Extracted data entries
────────────────────────────────────────

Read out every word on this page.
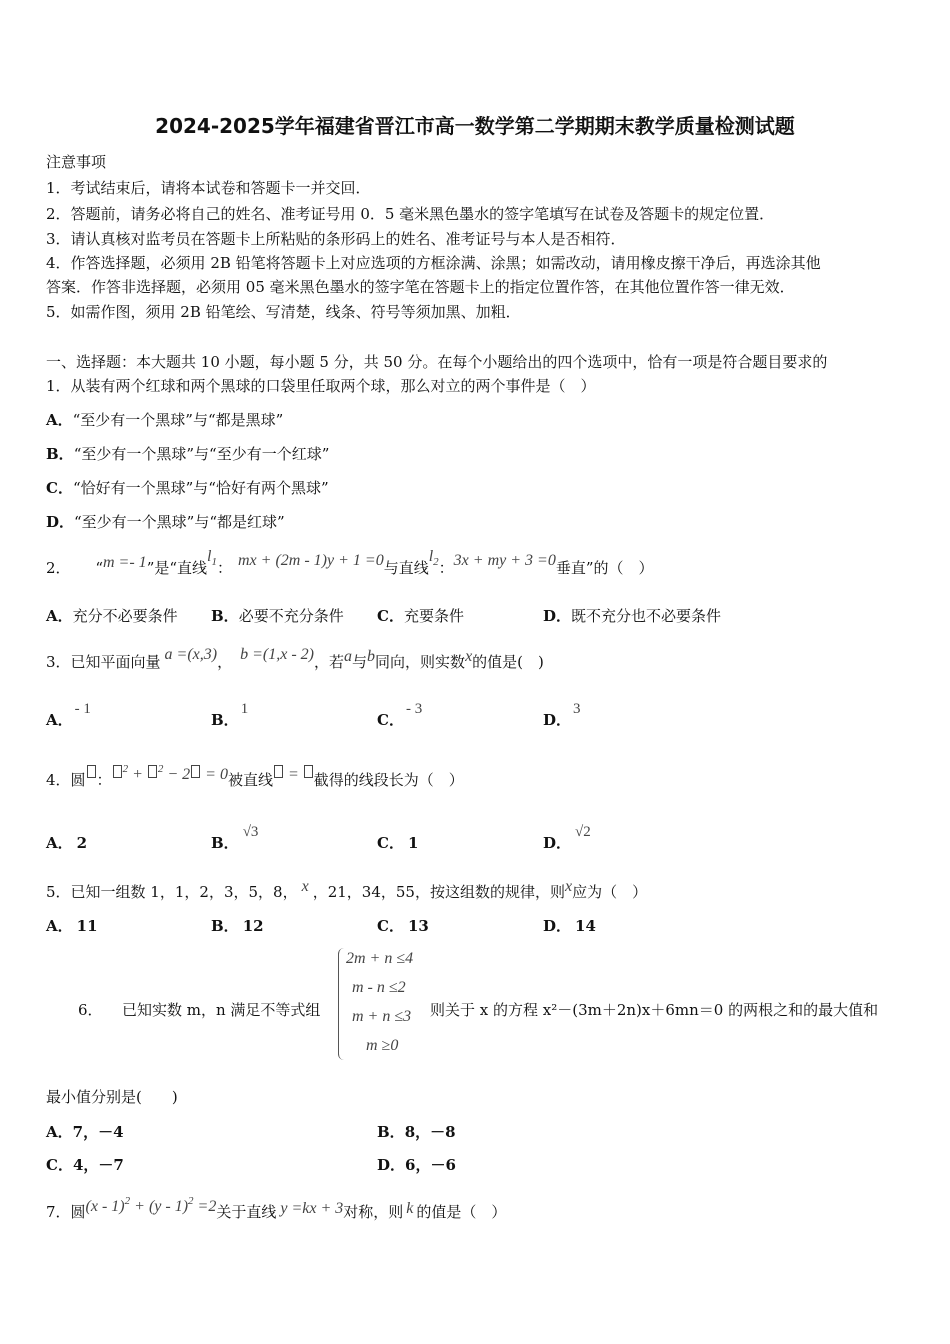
2024-2025学年福建省晋江市高一数学第二学期期末教学质量检测试题
注意事项
1．考试结束后，请将本试卷和答题卡一并交回．
2．答题前，请务必将自己的姓名、准考证号用 0．5 毫米黑色墨水的签字笔填写在试卷及答题卡的规定位置．
3．请认真核对监考员在答题卡上所粘贴的条形码上的姓名、准考证号与本人是否相符．
4．作答选择题，必须用 2B 铅笔将答题卡上对应选项的方框涂满、涂黑；如需改动，请用橡皮擦干净后，再选涂其他
答案．作答非选择题，必须用 05 毫米黑色墨水的签字笔在答题卡上的指定位置作答，在其他位置作答一律无效．
5．如需作图，须用 2B 铅笔绘、写清楚，线条、符号等须加黑、加粗．
一、选择题：本大题共 10 小题，每小题 5 分，共 50 分。在每个小题给出的四个选项中，恰有一项是符合题目要求的
1．从装有两个红球和两个黑球的口袋里任取两个球，那么对立的两个事件是（　）
A．“至少有一个黑球”与“都是黑球”
B．“至少有一个黑球”与“至少有一个红球”
C．“恰好有一个黑球”与“恰好有两个黑球”
D．“至少有一个黑球”与“都是红球”
2． “m =- 1”是“直线$l_1$： mx + (2m - 1)y + 1 =0与直线$l_2$：3x + my + 3 =0垂直”的（　）
A．充分不必要条件 B．必要不充分条件 C．充要条件	D．既不充分也不必要条件
3．已知平面向量 a =(x,3)， b =(1,x - 2)，若a与b同向，则实数x的值是(　)
A．- 1
B．1
C．- 3
D．3
4．圆 ：$^2$ + $^2$ − 2 = 0被直线 = 截得的线段长为（　）
A． 2	B．√3
C． 1	D．√2
5．已知一组数 1，1，2，3，5，8， x ，21，34，55，按这组数的规律，则x应为（　）
A． 11	B． 12	C． 13	D． 14
6． 已知实数 m，n 满足不等式组
2m + n ≤4
m - n ≤2
m + n ≤3
m ≥0
则关于 x 的方程 x²－(3m＋2n)x＋6mn＝0 的两根之和的最大值和
最小值分别是(　　)
A．7，－4	B．8，－8
C．4，－7	D．6，－6
7．圆(x - 1)$^2$ + (y - 1)$^2$ =2关于直线 y =kx + 3对称，则 k 的值是（　）
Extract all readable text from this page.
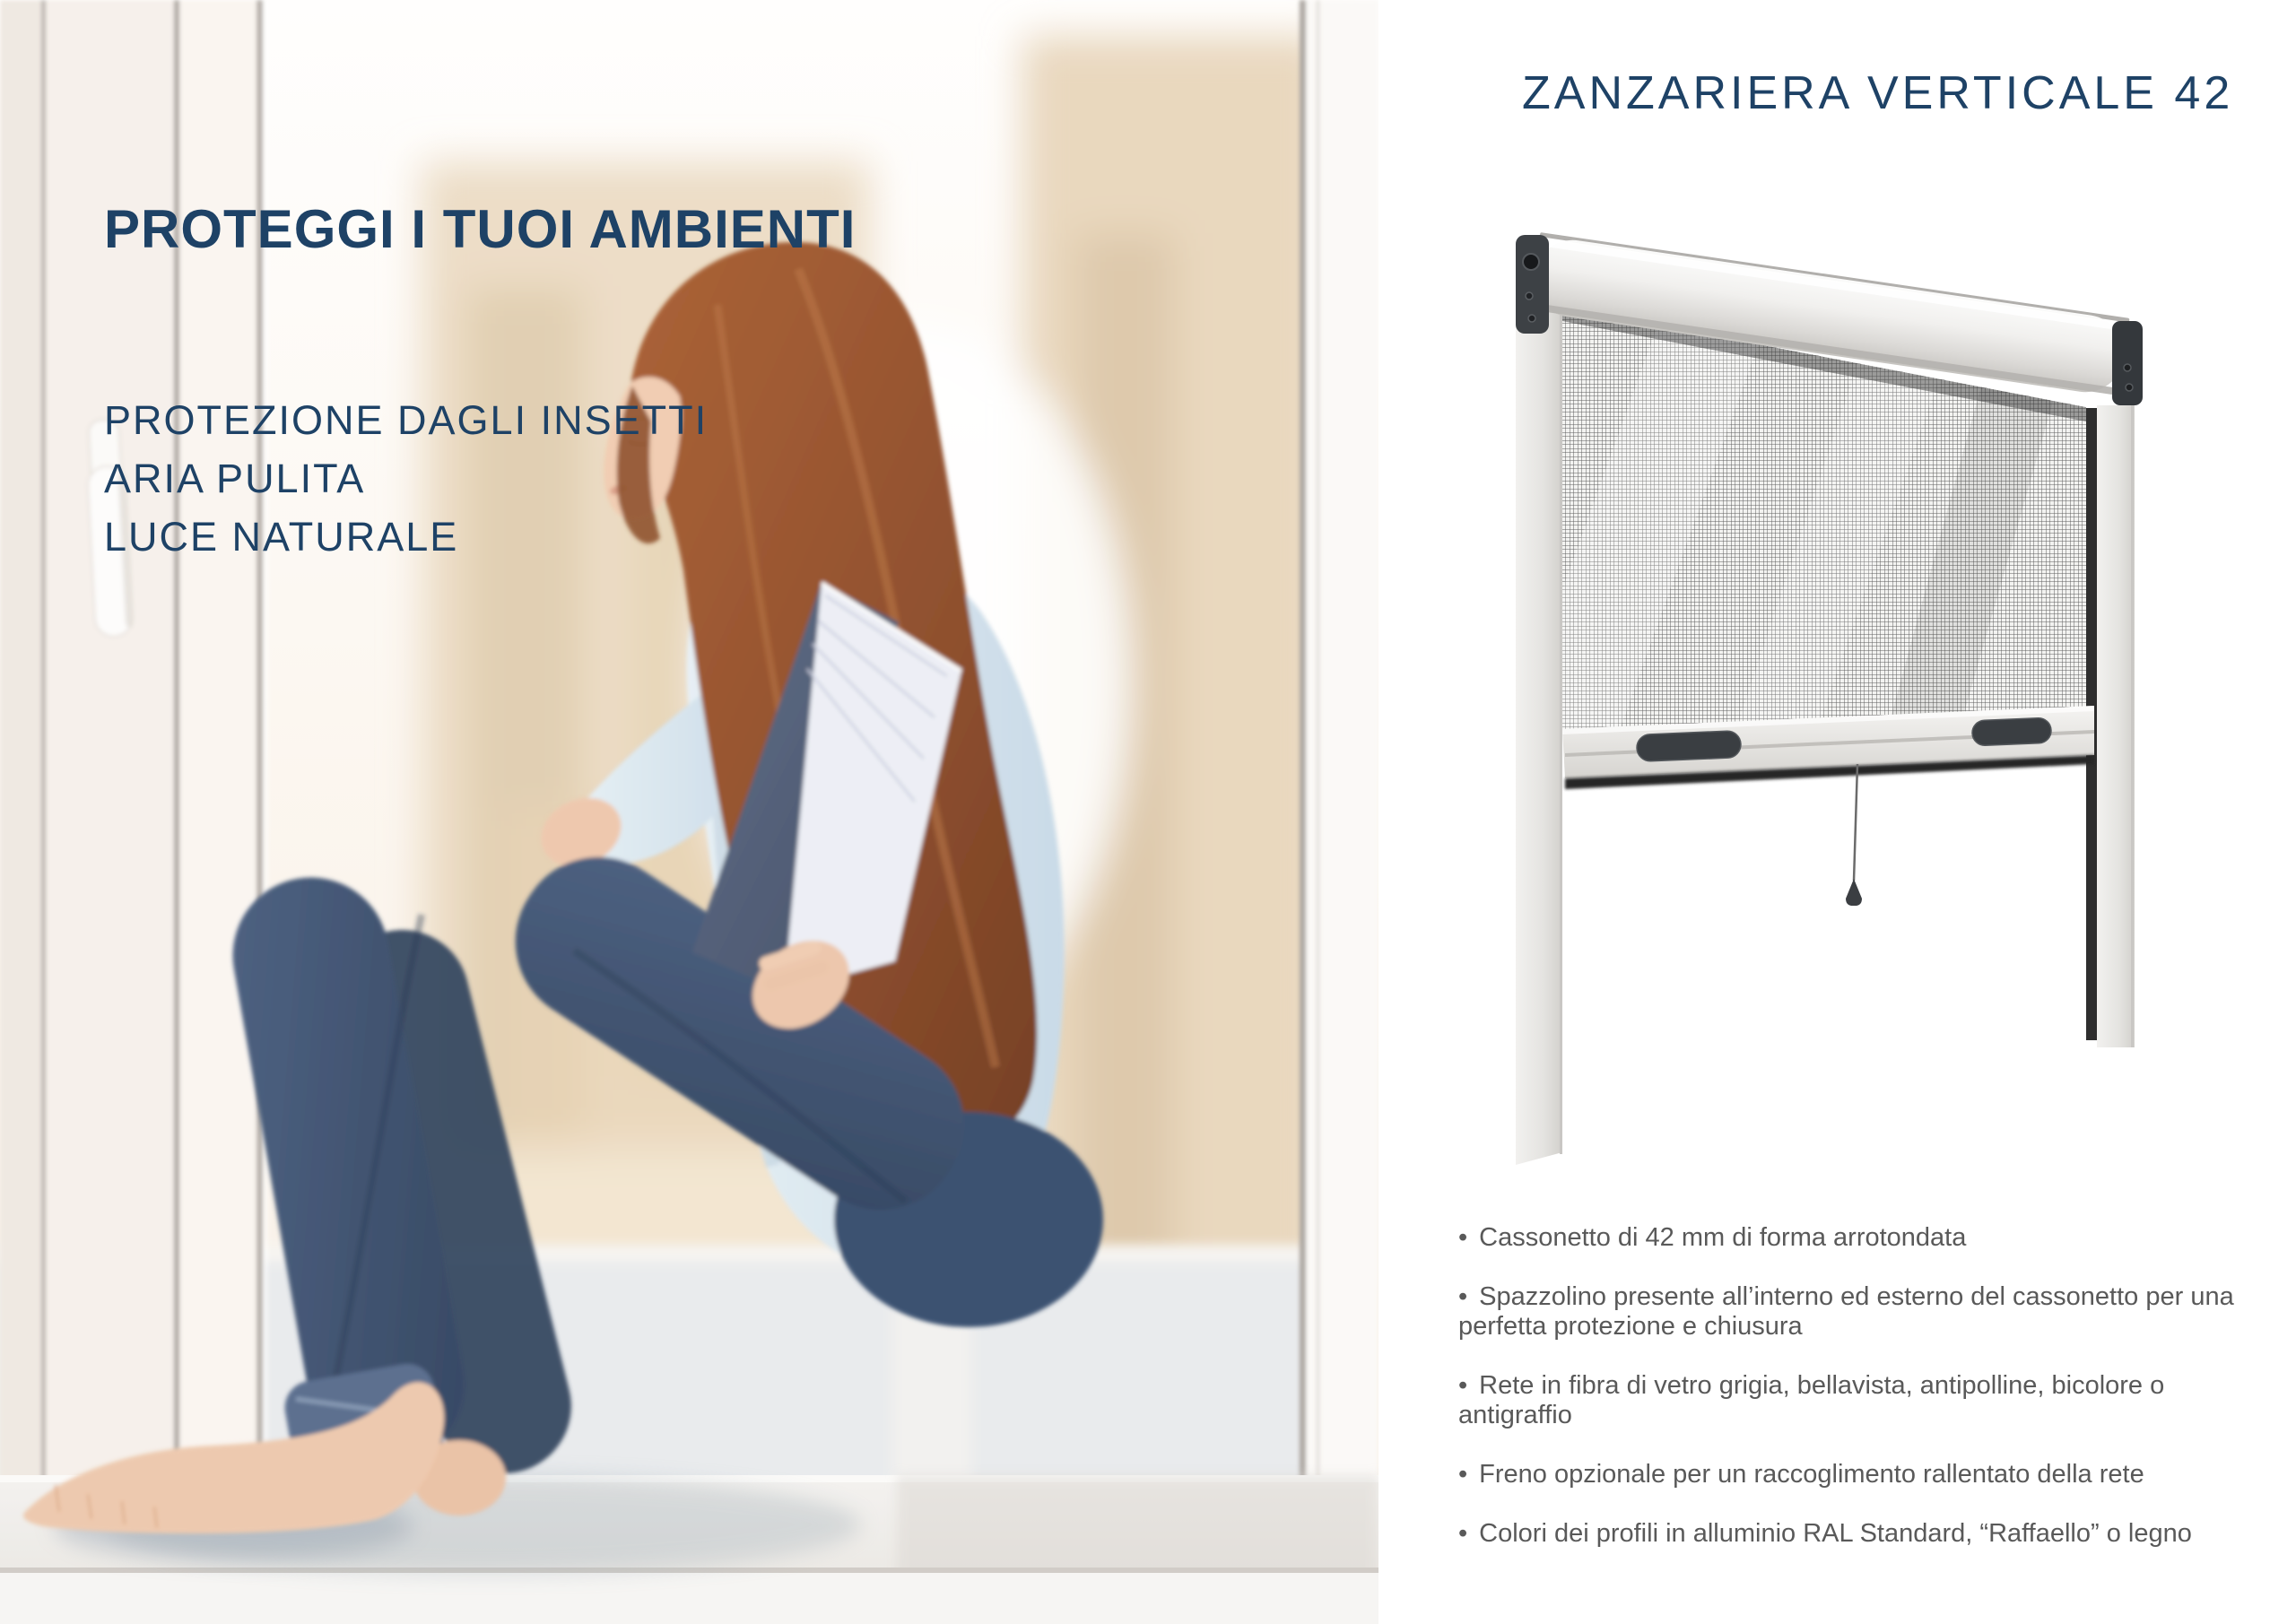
PROTEGGI I TUOI AMBIENTI
PROTEZIONE DAGLI INSETTI
ARIA PULITA
LUCE NATURALE
ZANZARIERA VERTICALE 42
• Cassonetto di 42 mm di forma arrotondata
• Spazzolino presente all’interno ed esterno del cassonetto per una
perfetta protezione e chiusura
• Rete in fibra di vetro grigia, bellavista, antipolline, bicolore o
antigraffio
• Freno opzionale per un raccoglimento rallentato della rete
• Colori dei profili in alluminio RAL Standard, “Raffaello” o legno
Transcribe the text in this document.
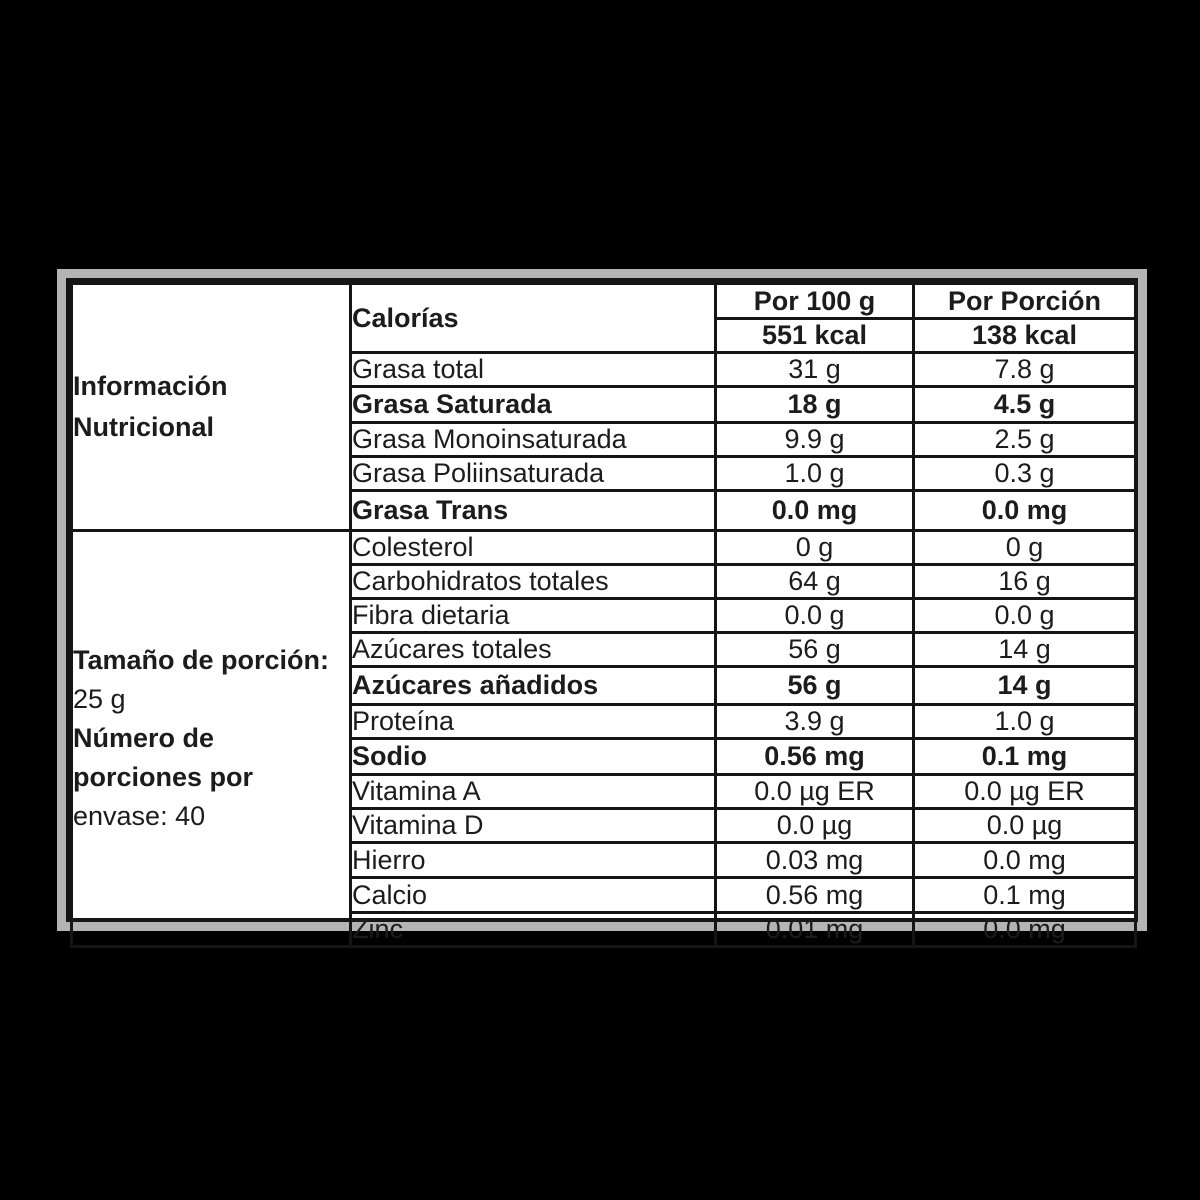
Información
Nutricional	Calorías	Por 100 g	Por Porción
		551 kcal	138 kcal
	Grasa total	31 g	7.8 g
	Grasa Saturada	18 g	4.5 g
	Grasa Monoinsaturada	9.9 g	2.5 g
	Grasa Poliinsaturada	1.0 g	0.3 g
	Grasa Trans	0.0 mg	0.0 mg

Tamaño de porción:
25 g
Número de
porciones por
envase: 40	Colesterol	0 g	0 g
	Carbohidratos totales	64 g	16 g
	Fibra dietaria	0.0 g	0.0 g
	Azúcares totales	56 g	14 g
	Azúcares añadidos	56 g	14 g
	Proteína	3.9 g	1.0 g
	Sodio	0.56 mg	0.1 mg
	Vitamina A	0.0 µg ER	0.0 µg ER
	Vitamina D	0.0 µg	0.0 µg
	Hierro	0.03 mg	0.0 mg
	Calcio	0.56 mg	0.1 mg
	Zinc	0.01 mg	0.0 mg
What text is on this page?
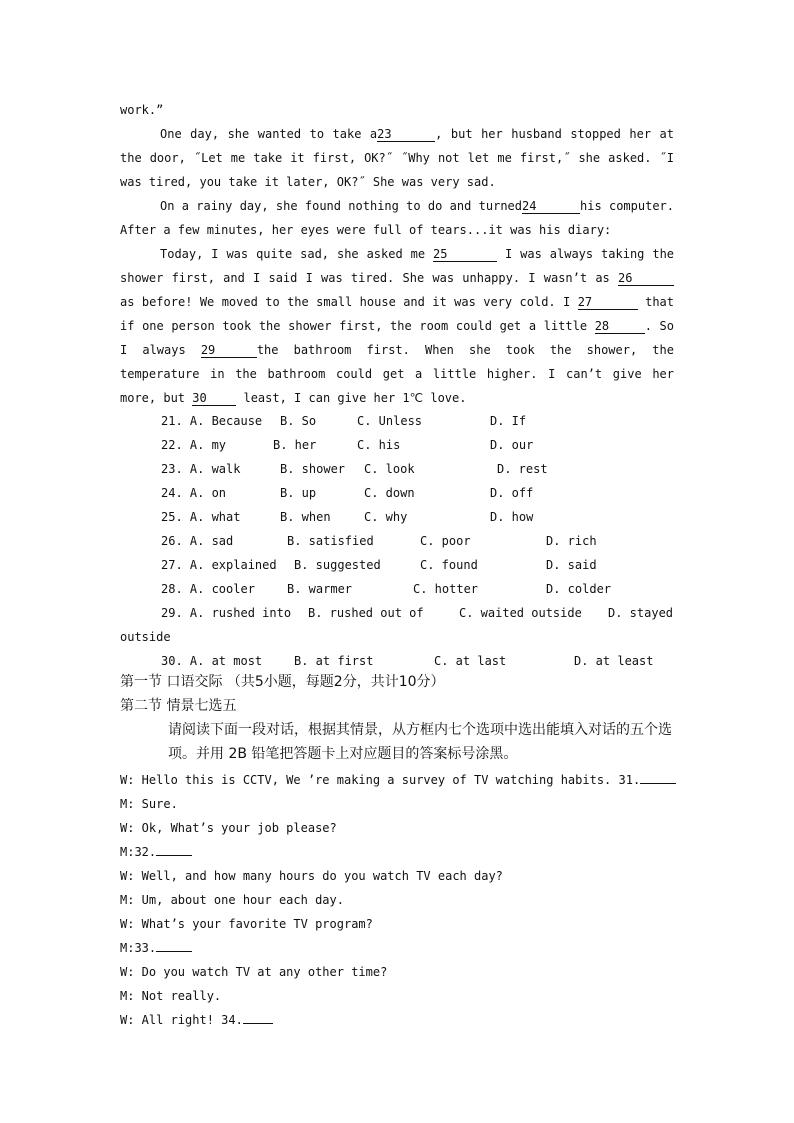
work.”
One day, she wanted to take a23	, but her husband stopped her at the door, ˝Let me take it first, OK?˝ ˝Why not let me first,˝ she asked. ˝I was tired, you take it later, OK?˝ She was very sad.
On a rainy day, she found nothing to do and turned24	his computer. After a few minutes, her eyes were full of tears...it was his diary:
Today, I was quite sad, she asked me 25	I was always taking the shower first, and I said I was tired. She was unhappy. I wasn’t as 26 as before! We moved to the small house and it was very cold. I 27	that if one person took the shower first, the room could get a little 28	. So I always 29	the bathroom first. When she took the shower, the temperature in the bathroom could get a little higher. I can’t give her more, but 30 least, I can give her 1℃ love.
21. A. Because B. So	C. Unless	D. If
22. A. my	B. her	C. his	D. our
23. A. walk	B. shower C. look	D. rest
24. A. on	B. up	C. down	D. off
25. A. what	B. when	C. why	D. how
26. A. sad	B. satisfied	C. poor	D. rich
27. A. explained B. suggested	C. found	D. said
28. A. cooler	B. warmer	C. hotter	D. colder
29. A. rushed into B. rushed out of	C. waited outside D. stayed
outside
30. A. at most	B. at first	C. at last	D. at least
第一节 口语交际 （共5小题，每题2分，共计10分）
第二节 情景七选五
请阅读下面一段对话，根据其情景，从方框内七个选项中选出能填入对话的五个选
项。并用 2B 铅笔把答题卡上对应题目的答案标号涂黑。
W: Hello this is CCTV, We ’re making a survey of TV watching habits. 31.
M: Sure.
W: Ok, What’s your job please?
M:32.
W: Well, and how many hours do you watch TV each day?
M: Um, about one hour each day.
W: What’s your favorite TV program?
M:33.
W: Do you watch TV at any other time?
M: Not really.
W: All right! 34.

────────────────────────────────────────

Work to do:
Lines from the records above that hold "Grasa" are the ones to list.

Finished exercise:
	Grasa total	31 g	7.8 g
	Grasa Saturada	18 g	4.5 g
	Grasa Monoinsaturada	9.9 g	2.5 g
	Grasa Poliinsaturada	1.0 g	0.3 g
	Grasa Trans	0.0 mg	0.0 mg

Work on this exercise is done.